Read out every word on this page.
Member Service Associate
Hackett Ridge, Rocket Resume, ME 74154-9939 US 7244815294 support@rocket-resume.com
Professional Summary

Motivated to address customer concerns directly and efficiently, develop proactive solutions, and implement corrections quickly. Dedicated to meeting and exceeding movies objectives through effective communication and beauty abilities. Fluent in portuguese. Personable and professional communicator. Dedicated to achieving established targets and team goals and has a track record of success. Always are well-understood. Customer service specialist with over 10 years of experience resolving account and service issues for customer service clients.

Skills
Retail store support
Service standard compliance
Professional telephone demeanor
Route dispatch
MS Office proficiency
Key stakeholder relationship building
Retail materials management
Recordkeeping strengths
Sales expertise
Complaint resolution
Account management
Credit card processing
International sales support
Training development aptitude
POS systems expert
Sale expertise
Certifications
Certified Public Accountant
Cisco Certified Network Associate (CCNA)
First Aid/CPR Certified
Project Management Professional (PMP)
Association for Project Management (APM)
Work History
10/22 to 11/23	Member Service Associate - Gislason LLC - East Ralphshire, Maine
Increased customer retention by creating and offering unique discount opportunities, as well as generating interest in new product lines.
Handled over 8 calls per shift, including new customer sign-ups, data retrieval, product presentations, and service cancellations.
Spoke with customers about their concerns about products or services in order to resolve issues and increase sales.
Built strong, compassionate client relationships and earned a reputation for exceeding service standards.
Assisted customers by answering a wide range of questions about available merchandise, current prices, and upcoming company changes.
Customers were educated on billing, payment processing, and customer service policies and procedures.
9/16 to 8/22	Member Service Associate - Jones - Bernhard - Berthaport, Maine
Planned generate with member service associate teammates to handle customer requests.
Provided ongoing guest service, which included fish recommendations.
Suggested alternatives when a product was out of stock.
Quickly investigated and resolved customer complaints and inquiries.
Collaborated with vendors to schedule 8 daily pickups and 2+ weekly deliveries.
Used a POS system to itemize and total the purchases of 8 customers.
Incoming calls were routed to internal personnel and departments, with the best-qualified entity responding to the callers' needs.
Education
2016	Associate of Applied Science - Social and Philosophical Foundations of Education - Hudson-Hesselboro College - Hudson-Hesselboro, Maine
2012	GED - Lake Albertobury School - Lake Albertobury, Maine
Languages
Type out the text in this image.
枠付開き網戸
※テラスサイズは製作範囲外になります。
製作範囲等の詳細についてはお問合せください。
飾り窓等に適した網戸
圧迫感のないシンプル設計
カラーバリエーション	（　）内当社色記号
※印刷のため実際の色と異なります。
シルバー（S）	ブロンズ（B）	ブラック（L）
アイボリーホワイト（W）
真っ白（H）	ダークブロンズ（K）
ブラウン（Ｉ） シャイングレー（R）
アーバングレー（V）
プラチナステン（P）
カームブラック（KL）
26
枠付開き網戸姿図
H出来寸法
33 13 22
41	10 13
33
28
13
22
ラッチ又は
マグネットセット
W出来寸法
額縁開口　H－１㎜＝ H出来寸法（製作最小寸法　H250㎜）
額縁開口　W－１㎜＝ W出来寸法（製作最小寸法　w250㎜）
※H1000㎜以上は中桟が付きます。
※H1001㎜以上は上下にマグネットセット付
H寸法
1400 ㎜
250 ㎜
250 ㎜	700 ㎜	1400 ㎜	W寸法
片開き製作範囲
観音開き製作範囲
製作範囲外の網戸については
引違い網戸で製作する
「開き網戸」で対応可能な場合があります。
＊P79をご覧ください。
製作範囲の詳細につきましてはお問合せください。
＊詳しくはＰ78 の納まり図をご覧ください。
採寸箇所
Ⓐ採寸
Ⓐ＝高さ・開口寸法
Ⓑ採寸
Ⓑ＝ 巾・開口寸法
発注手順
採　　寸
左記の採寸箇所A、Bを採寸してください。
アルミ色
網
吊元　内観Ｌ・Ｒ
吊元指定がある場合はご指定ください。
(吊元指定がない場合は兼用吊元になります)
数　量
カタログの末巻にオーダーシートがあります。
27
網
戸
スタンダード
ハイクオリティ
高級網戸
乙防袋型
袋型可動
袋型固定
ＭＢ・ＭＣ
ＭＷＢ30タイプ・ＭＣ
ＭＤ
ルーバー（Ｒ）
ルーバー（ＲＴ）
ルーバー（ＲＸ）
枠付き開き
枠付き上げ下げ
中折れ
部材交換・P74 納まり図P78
--*--
Set exercise ::
Exactly reproduce every line of the records.

Complete output ::
Read out every word on this page.
Member Service Associate
Hackett Ridge, Rocket Resume, ME 74154-9939 US 7244815294 support@rocket-resume.com
Professional Summary

Motivated to address customer concerns directly and efficiently, develop proactive solutions, and implement corrections quickly. Dedicated to meeting and exceeding movies objectives through effective communication and beauty abilities. Fluent in portuguese. Personable and professional communicator. Dedicated to achieving established targets and team goals and has a track record of success. Always are well-understood. Customer service specialist with over 10 years of experience resolving account and service issues for customer service clients.

Skills
Retail store support
Service standard compliance
Professional telephone demeanor
Route dispatch
MS Office proficiency
Key stakeholder relationship building
Retail materials management
Recordkeeping strengths
Sales expertise
Complaint resolution
Account management
Credit card processing
International sales support
Training development aptitude
POS systems expert
Sale expertise
Certifications
Certified Public Accountant
Cisco Certified Network Associate (CCNA)
First Aid/CPR Certified
Project Management Professional (PMP)
Association for Project Management (APM)
Work History
10/22 to 11/23	Member Service Associate - Gislason LLC - East Ralphshire, Maine
Increased customer retention by creating and offering unique discount opportunities, as well as generating interest in new product lines.
Handled over 8 calls per shift, including new customer sign-ups, data retrieval, product presentations, and service cancellations.
Spoke with customers about their concerns about products or services in order to resolve issues and increase sales.
Built strong, compassionate client relationships and earned a reputation for exceeding service standards.
Assisted customers by answering a wide range of questions about available merchandise, current prices, and upcoming company changes.
Customers were educated on billing, payment processing, and customer service policies and procedures.
9/16 to 8/22	Member Service Associate - Jones - Bernhard - Berthaport, Maine
Planned generate with member service associate teammates to handle customer requests.
Provided ongoing guest service, which included fish recommendations.
Suggested alternatives when a product was out of stock.
Quickly investigated and resolved customer complaints and inquiries.
Collaborated with vendors to schedule 8 daily pickups and 2+ weekly deliveries.
Used a POS system to itemize and total the purchases of 8 customers.
Incoming calls were routed to internal personnel and departments, with the best-qualified entity responding to the callers' needs.
Education
2016	Associate of Applied Science - Social and Philosophical Foundations of Education - Hudson-Hesselboro College - Hudson-Hesselboro, Maine
2012	GED - Lake Albertobury School - Lake Albertobury, Maine
Languages
Type out the text in this image.
枠付開き網戸
※テラスサイズは製作範囲外になります。
製作範囲等の詳細についてはお問合せください。
飾り窓等に適した網戸
圧迫感のないシンプル設計
カラーバリエーション	（　）内当社色記号
※印刷のため実際の色と異なります。
シルバー（S）	ブロンズ（B）	ブラック（L）
アイボリーホワイト（W）
真っ白（H）	ダークブロンズ（K）
ブラウン（Ｉ） シャイングレー（R）
アーバングレー（V）
プラチナステン（P）
カームブラック（KL）
26
枠付開き網戸姿図
H出来寸法
33 13 22
41	10 13
33
28
13
22
ラッチ又は
マグネットセット
W出来寸法
額縁開口　H－１㎜＝ H出来寸法（製作最小寸法　H250㎜）
額縁開口　W－１㎜＝ W出来寸法（製作最小寸法　w250㎜）
※H1000㎜以上は中桟が付きます。
※H1001㎜以上は上下にマグネットセット付
H寸法
1400 ㎜
250 ㎜
250 ㎜	700 ㎜	1400 ㎜	W寸法
片開き製作範囲
観音開き製作範囲
製作範囲外の網戸については
引違い網戸で製作する
「開き網戸」で対応可能な場合があります。
＊P79をご覧ください。
製作範囲の詳細につきましてはお問合せください。
＊詳しくはＰ78 の納まり図をご覧ください。
採寸箇所
Ⓐ採寸
Ⓐ＝高さ・開口寸法
Ⓑ採寸
Ⓑ＝ 巾・開口寸法
発注手順
採　　寸
左記の採寸箇所A、Bを採寸してください。
アルミ色
網
吊元　内観Ｌ・Ｒ
吊元指定がある場合はご指定ください。
(吊元指定がない場合は兼用吊元になります)
数　量
カタログの末巻にオーダーシートがあります。
27
網
戸
スタンダード
ハイクオリティ
高級網戸
乙防袋型
袋型可動
袋型固定
ＭＢ・ＭＣ
ＭＷＢ30タイプ・ＭＣ
ＭＤ
ルーバー（Ｒ）
ルーバー（ＲＴ）
ルーバー（ＲＸ）
枠付き開き
枠付き上げ下げ
中折れ
部材交換・P74 納まり図P78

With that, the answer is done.